▸ Excerpt from a dataset
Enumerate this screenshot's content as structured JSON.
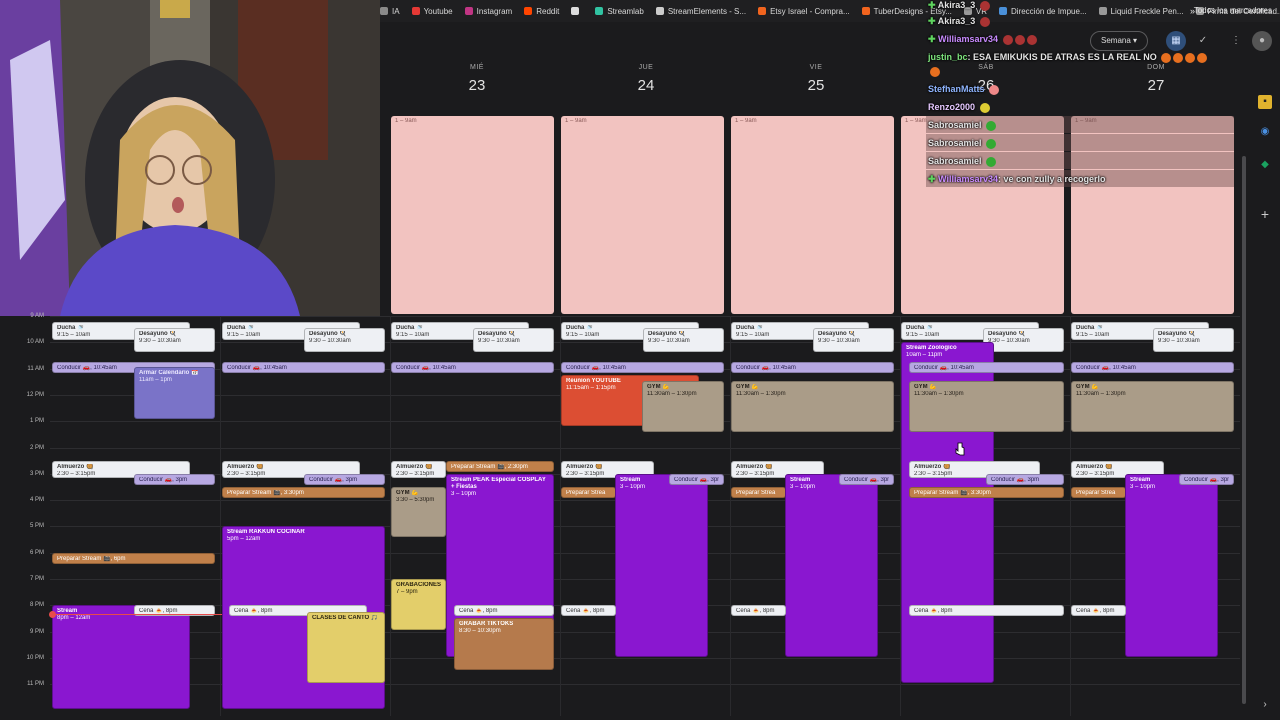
{
  "bookmarks": [
    {
      "label": "IA",
      "color": "#8a8a8a"
    },
    {
      "label": "Youtube",
      "color": "#e53935"
    },
    {
      "label": "Instagram",
      "color": "#c13584"
    },
    {
      "label": "Reddit",
      "color": "#ff4500"
    },
    {
      "label": "",
      "color": "#dddddd"
    },
    {
      "label": "Streamlab",
      "color": "#31c3a2"
    },
    {
      "label": "StreamElements - S...",
      "color": "#cccccc"
    },
    {
      "label": "Etsy Israel - Compra...",
      "color": "#f1641e"
    },
    {
      "label": "TuberDesigns - Etsy...",
      "color": "#f1641e"
    },
    {
      "label": "VR",
      "color": "#999999"
    },
    {
      "label": "Dirección de Impue...",
      "color": "#4a90d9"
    },
    {
      "label": "Liquid Freckle Pen...",
      "color": "#999999"
    },
    {
      "label": "Firma del Certificad...",
      "color": "#999999"
    }
  ],
  "bookmarks_more": "»",
  "bookmarks_all": "Todos los marcadores",
  "topbar": {
    "view_label": "Semana ▾"
  },
  "days": [
    {
      "name": "MIÉ",
      "num": "23"
    },
    {
      "name": "JUE",
      "num": "24"
    },
    {
      "name": "VIE",
      "num": "25"
    },
    {
      "name": "SÁB",
      "num": "26"
    },
    {
      "name": "DOM",
      "num": "27"
    }
  ],
  "times": [
    "9 AM",
    "10 AM",
    "11 AM",
    "12 PM",
    "1 PM",
    "2 PM",
    "3 PM",
    "4 PM",
    "5 PM",
    "6 PM",
    "7 PM",
    "8 PM",
    "9 PM",
    "10 PM",
    "11 PM"
  ],
  "events": {
    "early": "1 – 9am",
    "ducha": {
      "t": "Ducha 🚿",
      "s": "9:15 – 10am"
    },
    "desayuno": {
      "t": "Desayuno 🍳",
      "s": "9:30 – 10:30am"
    },
    "conducir1045": "Conducir 🚗, 10:45am",
    "armar": {
      "t": "Armar Calendario 📅",
      "s": "11am – 1pm"
    },
    "reunion": {
      "t": "Reunion YOUTUBE",
      "s": "11:15am – 1:15pm"
    },
    "gym": {
      "t": "GYM 💪",
      "s": "11:30am – 1:30pm"
    },
    "gym_wed": {
      "t": "GYM 💪",
      "s": "3:30 – 5:30pm"
    },
    "streamzoo": {
      "t": "Stream Zoologico",
      "s": "10am – 11pm"
    },
    "almuerzo": {
      "t": "Almuerzo 🥘",
      "s": "2:30 – 3:15pm"
    },
    "conducir3": "Conducir 🚗, 3pm",
    "prep230": "Preparar Stream 🎬, 2:30pm",
    "prep330": "Preparar Stream 🎬, 3:30pm",
    "prep6": "Preparar Stream 🎬, 6pm",
    "prep_short": "Preparar Strea",
    "peak": {
      "t": "Stream PEAK Especial COSPLAY + Fiestas",
      "s": "3 – 10pm"
    },
    "stream3": {
      "t": "Stream",
      "s": "3 – 10pm"
    },
    "rakkun": {
      "t": "Stream RAKKUN COCINAR",
      "s": "5pm – 12am"
    },
    "stream8": {
      "t": "Stream",
      "s": "8pm – 12am"
    },
    "grabaciones": {
      "t": "GRABACIONES",
      "s": "7 – 9pm"
    },
    "cena": "Cena 🍝, 8pm",
    "canto": "CLASES DE CANTO 🎵",
    "tiktoks": {
      "t": "GRABAR TIKTOKS",
      "s": "8:30 – 10:30pm"
    }
  },
  "chat": [
    {
      "user": "Akira3_3",
      "text": "",
      "color": "#ffffff"
    },
    {
      "user": "Akira3_3",
      "text": "",
      "color": "#ffffff"
    },
    {
      "user": "Williamsarv34",
      "text": "",
      "color": "#c98bff"
    },
    {
      "user": "justin_bc",
      "text": ": ESA EMIKUKIS DE ATRAS ES LA REAL NO",
      "color": "#ffffff"
    },
    {
      "user": "StefhanMatts",
      "text": "",
      "color": "#8fb5ff"
    },
    {
      "user": "Renzo2000",
      "text": "",
      "color": "#ffffff"
    },
    {
      "user": "Sabrosamiel",
      "text": "",
      "color": "#ffffff"
    },
    {
      "user": "Sabrosamiel",
      "text": "",
      "color": "#ffffff"
    },
    {
      "user": "Sabrosamiel",
      "text": "",
      "color": "#ffffff"
    },
    {
      "user": "Williamsarv34",
      "text": ": ve con zully a recogerlo",
      "color": "#c98bff"
    }
  ],
  "side_icons": [
    "plus-icon"
  ]
}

▸ Task directions
Give back the whole listing as it stands, minus its pictures.

▸ Solution
Enumerate this screenshot's content as structured JSON.
{
  "bookmarks": [
    {
      "label": "IA",
      "color": "#8a8a8a"
    },
    {
      "label": "Youtube",
      "color": "#e53935"
    },
    {
      "label": "Instagram",
      "color": "#c13584"
    },
    {
      "label": "Reddit",
      "color": "#ff4500"
    },
    {
      "label": "",
      "color": "#dddddd"
    },
    {
      "label": "Streamlab",
      "color": "#31c3a2"
    },
    {
      "label": "StreamElements - S...",
      "color": "#cccccc"
    },
    {
      "label": "Etsy Israel - Compra...",
      "color": "#f1641e"
    },
    {
      "label": "TuberDesigns - Etsy...",
      "color": "#f1641e"
    },
    {
      "label": "VR",
      "color": "#999999"
    },
    {
      "label": "Dirección de Impue...",
      "color": "#4a90d9"
    },
    {
      "label": "Liquid Freckle Pen...",
      "color": "#999999"
    },
    {
      "label": "Firma del Certificad...",
      "color": "#999999"
    }
  ],
  "bookmarks_more": "»",
  "bookmarks_all": "Todos los marcadores",
  "topbar": {
    "view_label": "Semana ▾"
  },
  "days": [
    {
      "name": "MIÉ",
      "num": "23"
    },
    {
      "name": "JUE",
      "num": "24"
    },
    {
      "name": "VIE",
      "num": "25"
    },
    {
      "name": "SÁB",
      "num": "26"
    },
    {
      "name": "DOM",
      "num": "27"
    }
  ],
  "times": [
    "9 AM",
    "10 AM",
    "11 AM",
    "12 PM",
    "1 PM",
    "2 PM",
    "3 PM",
    "4 PM",
    "5 PM",
    "6 PM",
    "7 PM",
    "8 PM",
    "9 PM",
    "10 PM",
    "11 PM"
  ],
  "events": {
    "early": "1 – 9am",
    "ducha": {
      "t": "Ducha 🚿",
      "s": "9:15 – 10am"
    },
    "desayuno": {
      "t": "Desayuno 🍳",
      "s": "9:30 – 10:30am"
    },
    "conducir1045": "Conducir 🚗, 10:45am",
    "armar": {
      "t": "Armar Calendario 📅",
      "s": "11am – 1pm"
    },
    "reunion": {
      "t": "Reunion YOUTUBE",
      "s": "11:15am – 1:15pm"
    },
    "gym": {
      "t": "GYM 💪",
      "s": "11:30am – 1:30pm"
    },
    "gym_wed": {
      "t": "GYM 💪",
      "s": "3:30 – 5:30pm"
    },
    "streamzoo": {
      "t": "Stream Zoologico",
      "s": "10am – 11pm"
    },
    "almuerzo": {
      "t": "Almuerzo 🥘",
      "s": "2:30 – 3:15pm"
    },
    "conducir3": "Conducir 🚗, 3pm",
    "prep230": "Preparar Stream 🎬, 2:30pm",
    "prep330": "Preparar Stream 🎬, 3:30pm",
    "prep6": "Preparar Stream 🎬, 6pm",
    "prep_short": "Preparar Strea",
    "peak": {
      "t": "Stream PEAK Especial COSPLAY + Fiestas",
      "s": "3 – 10pm"
    },
    "stream3": {
      "t": "Stream",
      "s": "3 – 10pm"
    },
    "rakkun": {
      "t": "Stream RAKKUN COCINAR",
      "s": "5pm – 12am"
    },
    "stream8": {
      "t": "Stream",
      "s": "8pm – 12am"
    },
    "grabaciones": {
      "t": "GRABACIONES",
      "s": "7 – 9pm"
    },
    "cena": "Cena 🍝, 8pm",
    "canto": "CLASES DE CANTO 🎵",
    "tiktoks": {
      "t": "GRABAR TIKTOKS",
      "s": "8:30 – 10:30pm"
    }
  },
  "chat": [
    {
      "user": "Akira3_3",
      "text": "",
      "color": "#ffffff"
    },
    {
      "user": "Akira3_3",
      "text": "",
      "color": "#ffffff"
    },
    {
      "user": "Williamsarv34",
      "text": "",
      "color": "#c98bff"
    },
    {
      "user": "justin_bc",
      "text": ": ESA EMIKUKIS DE ATRAS ES LA REAL NO",
      "color": "#ffffff"
    },
    {
      "user": "StefhanMatts",
      "text": "",
      "color": "#8fb5ff"
    },
    {
      "user": "Renzo2000",
      "text": "",
      "color": "#ffffff"
    },
    {
      "user": "Sabrosamiel",
      "text": "",
      "color": "#ffffff"
    },
    {
      "user": "Sabrosamiel",
      "text": "",
      "color": "#ffffff"
    },
    {
      "user": "Sabrosamiel",
      "text": "",
      "color": "#ffffff"
    },
    {
      "user": "Williamsarv34",
      "text": ": ve con zully a recogerlo",
      "color": "#c98bff"
    }
  ],
  "side_icons": [
    "plus-icon"
  ]
}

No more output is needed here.